### Problem to work on
Count how many lines mention the word "state". Write that number alone.
----------
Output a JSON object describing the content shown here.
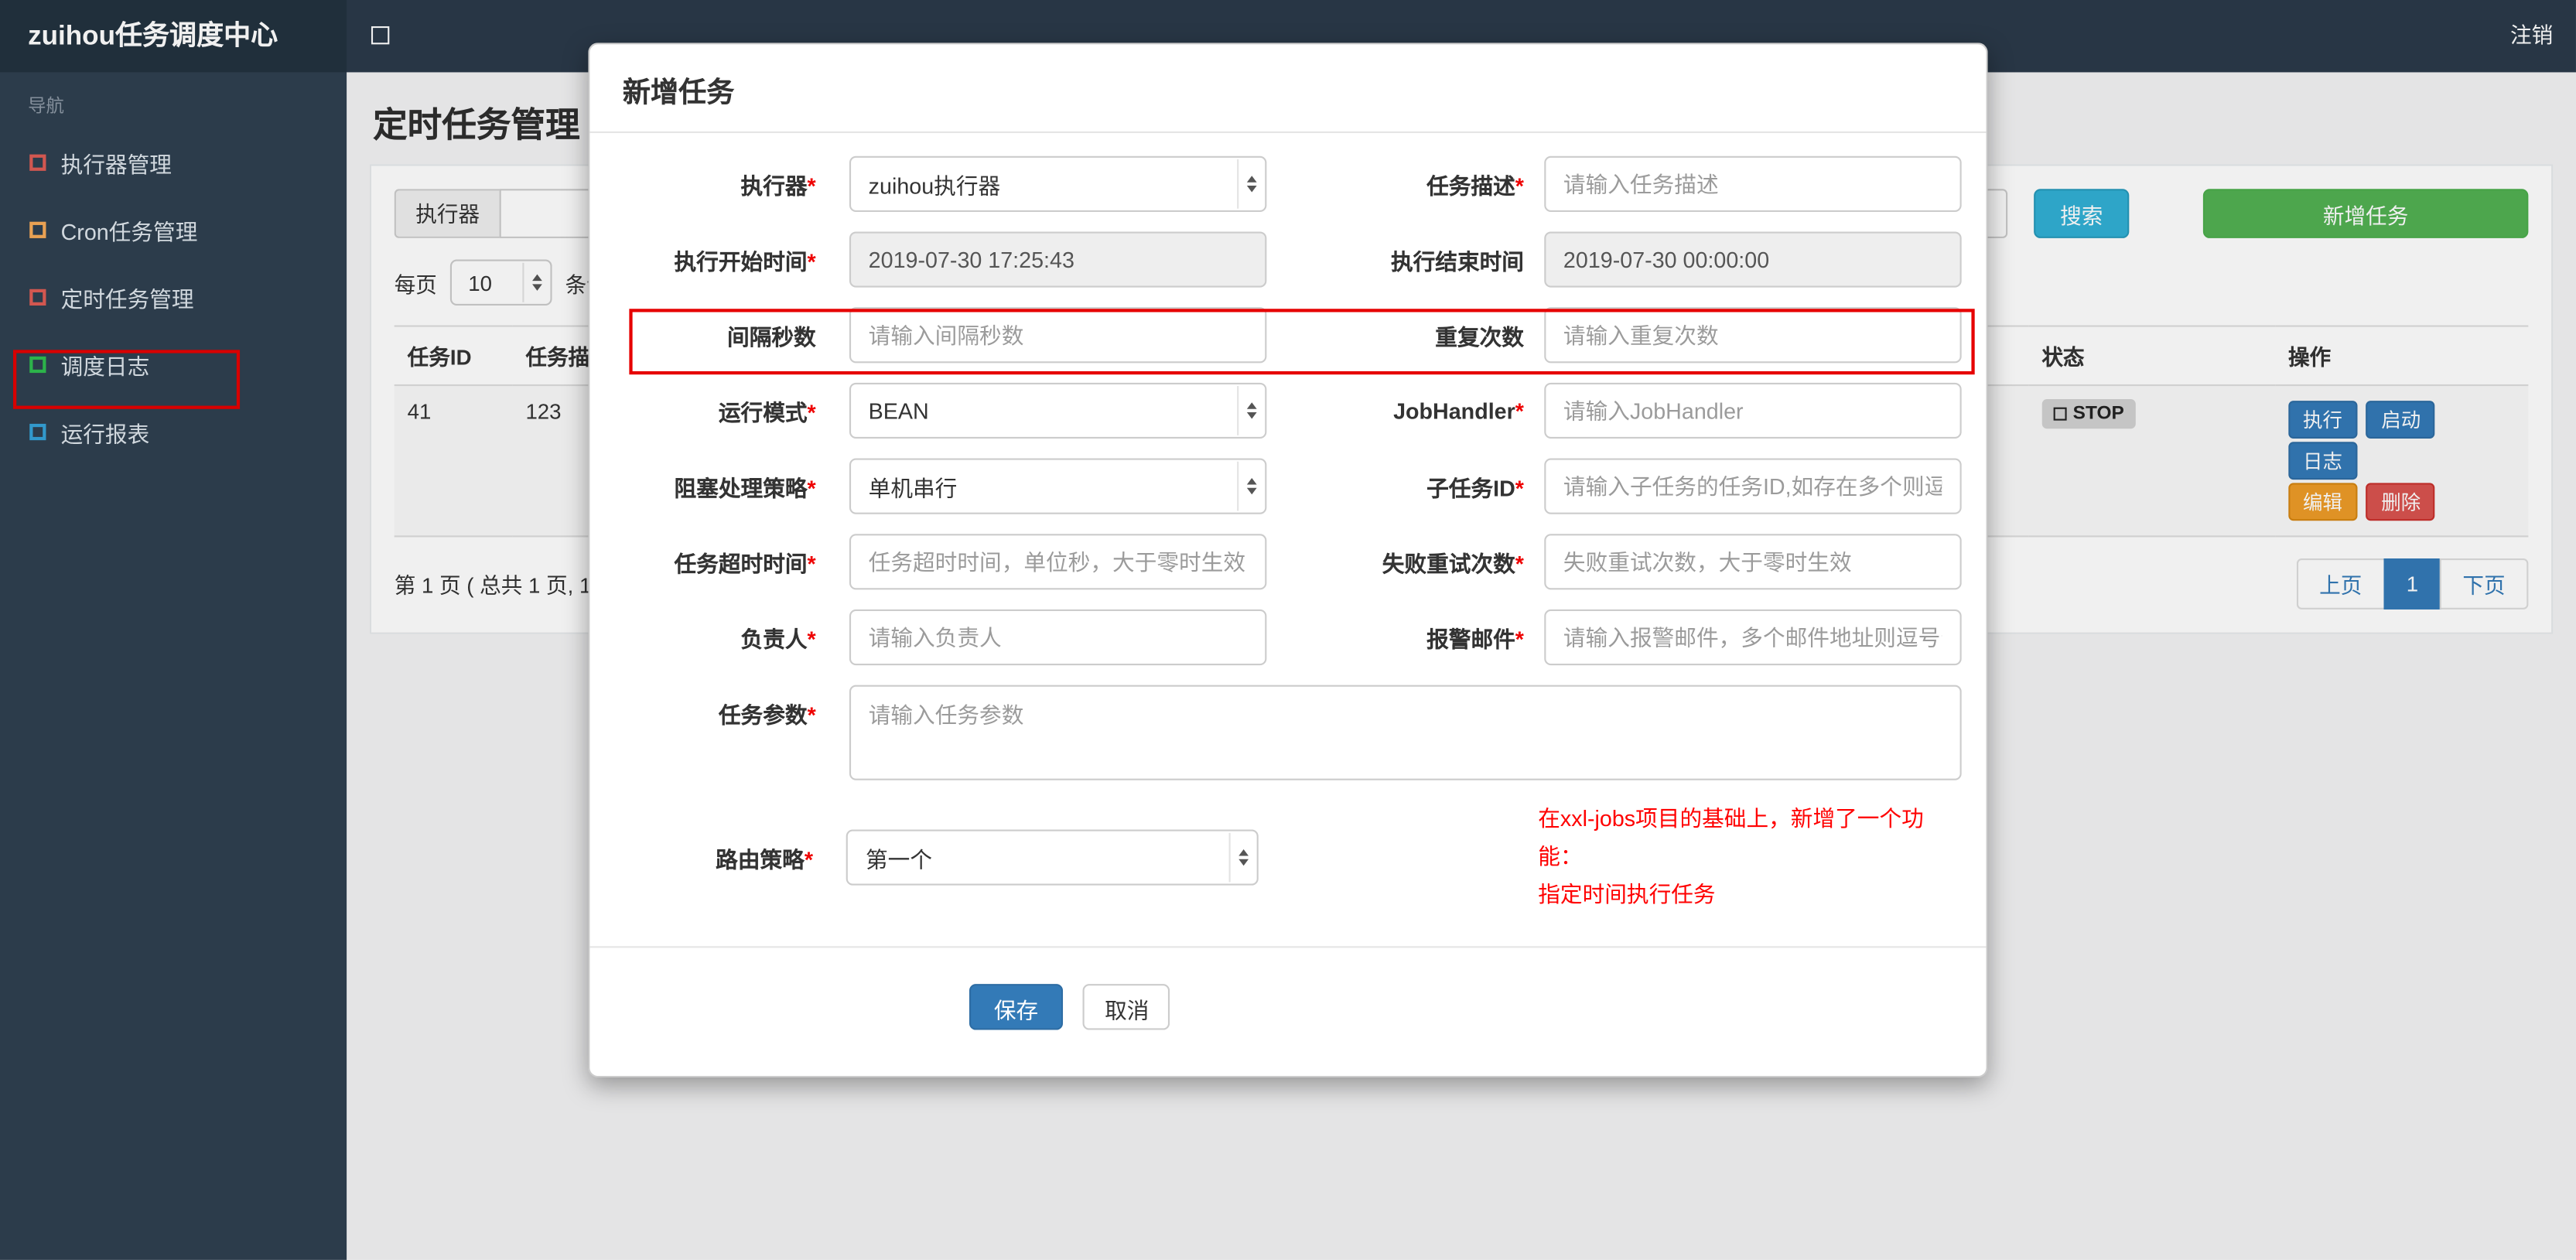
{
  "colors": {
    "primary": "#337ab7",
    "success": "#52b152",
    "info": "#31b0d5",
    "warning": "#ed9c28",
    "danger": "#d9534f",
    "annotation": "#e60000",
    "navbar": "#2b3a4a",
    "sidebar": "#2f4050"
  },
  "navbar": {
    "brand": "zuihou任务调度中心",
    "logout": "注销"
  },
  "sidebar": {
    "section": "导航",
    "items": [
      {
        "label": "执行器管理",
        "icon_color": "#e05d55"
      },
      {
        "label": "Cron任务管理",
        "icon_color": "#f8ac59"
      },
      {
        "label": "定时任务管理",
        "icon_color": "#e05d55"
      },
      {
        "label": "调度日志",
        "icon_color": "#2fbf4f"
      },
      {
        "label": "运行报表",
        "icon_color": "#36a3d9"
      }
    ]
  },
  "page": {
    "title": "定时任务管理",
    "filter": {
      "executor_addon": "执行器",
      "search": "搜索",
      "add_task": "新增任务"
    },
    "list_toolbar": {
      "per_page_prefix": "每页",
      "per_page_value": "10",
      "per_page_suffix": "条记"
    },
    "table": {
      "col_task_id": "任务ID",
      "col_task_desc": "任务描述",
      "col_status": "状态",
      "col_actions": "操作",
      "row": {
        "task_id": "41",
        "task_desc": "123",
        "status": "STOP",
        "btn_execute": "执行",
        "btn_start": "启动",
        "btn_log": "日志",
        "btn_edit": "编辑",
        "btn_delete": "删除"
      }
    },
    "pagination": {
      "summary": "第 1 页 ( 总共 1 页, 1",
      "prev": "上页",
      "page": "1",
      "next": "下页"
    }
  },
  "modal": {
    "title": "新增任务",
    "fields": {
      "executor": {
        "label": "执行器",
        "required": "*",
        "value": "zuihou执行器"
      },
      "desc": {
        "label": "任务描述",
        "required": "*",
        "placeholder": "请输入任务描述"
      },
      "start_time": {
        "label": "执行开始时间",
        "required": "*",
        "value": "2019-07-30 17:25:43"
      },
      "end_time": {
        "label": "执行结束时间",
        "value": "2019-07-30 00:00:00"
      },
      "interval": {
        "label": "间隔秒数",
        "placeholder": "请输入间隔秒数"
      },
      "repeat": {
        "label": "重复次数",
        "placeholder": "请输入重复次数"
      },
      "mode": {
        "label": "运行模式",
        "required": "*",
        "value": "BEAN"
      },
      "jobhandler": {
        "label": "JobHandler",
        "required": "*",
        "placeholder": "请输入JobHandler"
      },
      "block": {
        "label": "阻塞处理策略",
        "required": "*",
        "value": "单机串行"
      },
      "child": {
        "label": "子任务ID",
        "required": "*",
        "placeholder": "请输入子任务的任务ID,如存在多个则逗"
      },
      "timeout": {
        "label": "任务超时时间",
        "required": "*",
        "placeholder": "任务超时时间，单位秒，大于零时生效"
      },
      "retry": {
        "label": "失败重试次数",
        "required": "*",
        "placeholder": "失败重试次数，大于零时生效"
      },
      "owner": {
        "label": "负责人",
        "required": "*",
        "placeholder": "请输入负责人"
      },
      "email": {
        "label": "报警邮件",
        "required": "*",
        "placeholder": "请输入报警邮件，多个邮件地址则逗号分"
      },
      "params": {
        "label": "任务参数",
        "required": "*",
        "placeholder": "请输入任务参数"
      },
      "route": {
        "label": "路由策略",
        "required": "*",
        "value": "第一个"
      }
    },
    "note1": "在xxl-jobs项目的基础上，新增了一个功能：",
    "note2": "指定时间执行任务",
    "save": "保存",
    "cancel": "取消"
  }
}
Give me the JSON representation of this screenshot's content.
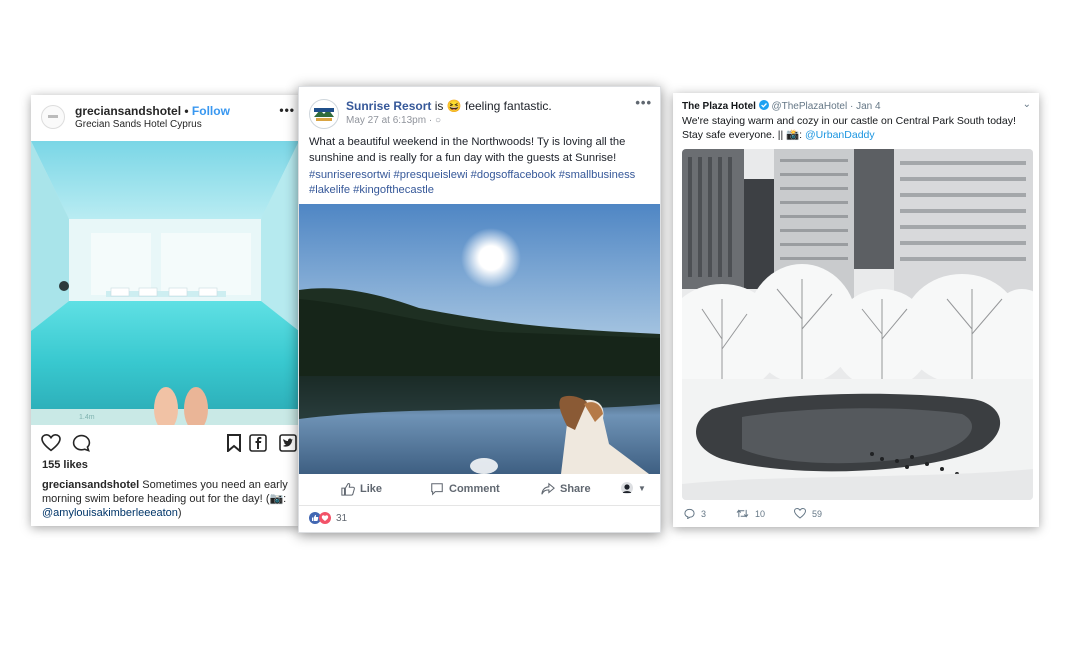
{
  "instagram": {
    "username": "greciansandshotel",
    "separator": "•",
    "follow": "Follow",
    "location": "Grecian Sands Hotel Cyprus",
    "more": "•••",
    "likes": "155 likes",
    "caption_user": "greciansandshotel",
    "caption_text": " Sometimes you need an early morning swim before heading out for the day!",
    "caption_credit": "(📷: ",
    "caption_mention": "@amylouisakimberleeeaton",
    "caption_end": ")"
  },
  "facebook": {
    "page_name": "Sunrise Resort",
    "is": " is ",
    "feeling_emoji": "😆",
    "feeling": " feeling fantastic.",
    "date": "May 27 at 6:13pm · ",
    "more": "•••",
    "post_text": "What a beautiful weekend in the Northwoods! Ty is loving all the sunshine and is really for a fun day with the guests at Sunrise!",
    "hashtags": "#sunriseresortwi #presqueislewi #dogsoffacebook #smallbusiness #lakelife #kingofthecastle",
    "like": "Like",
    "comment": "Comment",
    "share": "Share",
    "reactions_count": "31",
    "colors": {
      "link": "#365899",
      "like_blue": "#4267b2",
      "love_red": "#f25268"
    }
  },
  "twitter": {
    "name": "The Plaza Hotel",
    "handle": "@ThePlazaHotel",
    "dot": " · ",
    "date": "Jan 4",
    "text": "We're staying warm and cozy in our castle on Central Park South today! Stay safe everyone. || 📸: ",
    "mention": "@UrbanDaddy",
    "replies": "3",
    "retweets": "10",
    "likes": "59",
    "colors": {
      "verified": "#1da1f2",
      "mention": "#1b95e0"
    }
  }
}
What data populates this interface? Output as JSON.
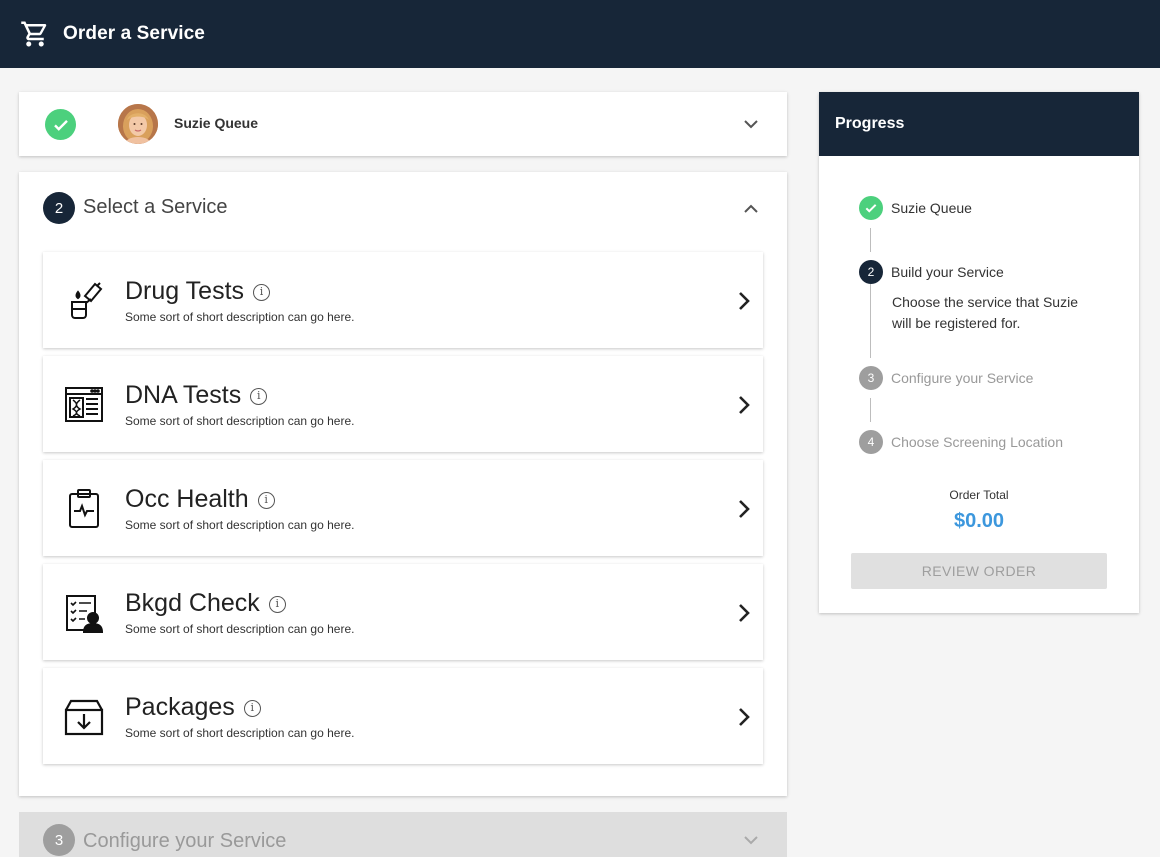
{
  "header": {
    "title": "Order a Service",
    "icon": "cart-icon"
  },
  "step1": {
    "name": "Suzie Queue",
    "status": "complete"
  },
  "step2": {
    "number": "2",
    "heading": "Select a Service",
    "services": [
      {
        "title": "Drug Tests",
        "description": "Some sort of short description can go here.",
        "icon": "drug-test-icon"
      },
      {
        "title": "DNA Tests",
        "description": "Some sort of short description can go here.",
        "icon": "dna-test-icon"
      },
      {
        "title": "Occ Health",
        "description": "Some sort of short description can go here.",
        "icon": "clipboard-health-icon"
      },
      {
        "title": "Bkgd Check",
        "description": "Some sort of short description can go here.",
        "icon": "background-check-icon"
      },
      {
        "title": "Packages",
        "description": "Some sort of short description can go here.",
        "icon": "package-icon"
      }
    ]
  },
  "step3": {
    "number": "3",
    "heading": "Configure your Service"
  },
  "progress": {
    "title": "Progress",
    "steps": [
      {
        "label": "Suzie Queue",
        "state": "done"
      },
      {
        "number": "2",
        "label": "Build your Service",
        "state": "active",
        "description": "Choose the service that Suzie will be registered for."
      },
      {
        "number": "3",
        "label": "Configure your Service",
        "state": "pending"
      },
      {
        "number": "4",
        "label": "Choose Screening Location",
        "state": "pending"
      }
    ],
    "total_label": "Order Total",
    "total_value": "$0.00",
    "review_button": "REVIEW ORDER"
  },
  "colors": {
    "navy": "#172638",
    "success": "#4cd07d",
    "accent": "#3c97dd",
    "pending": "#9e9e9e"
  }
}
----------
### Task answer
4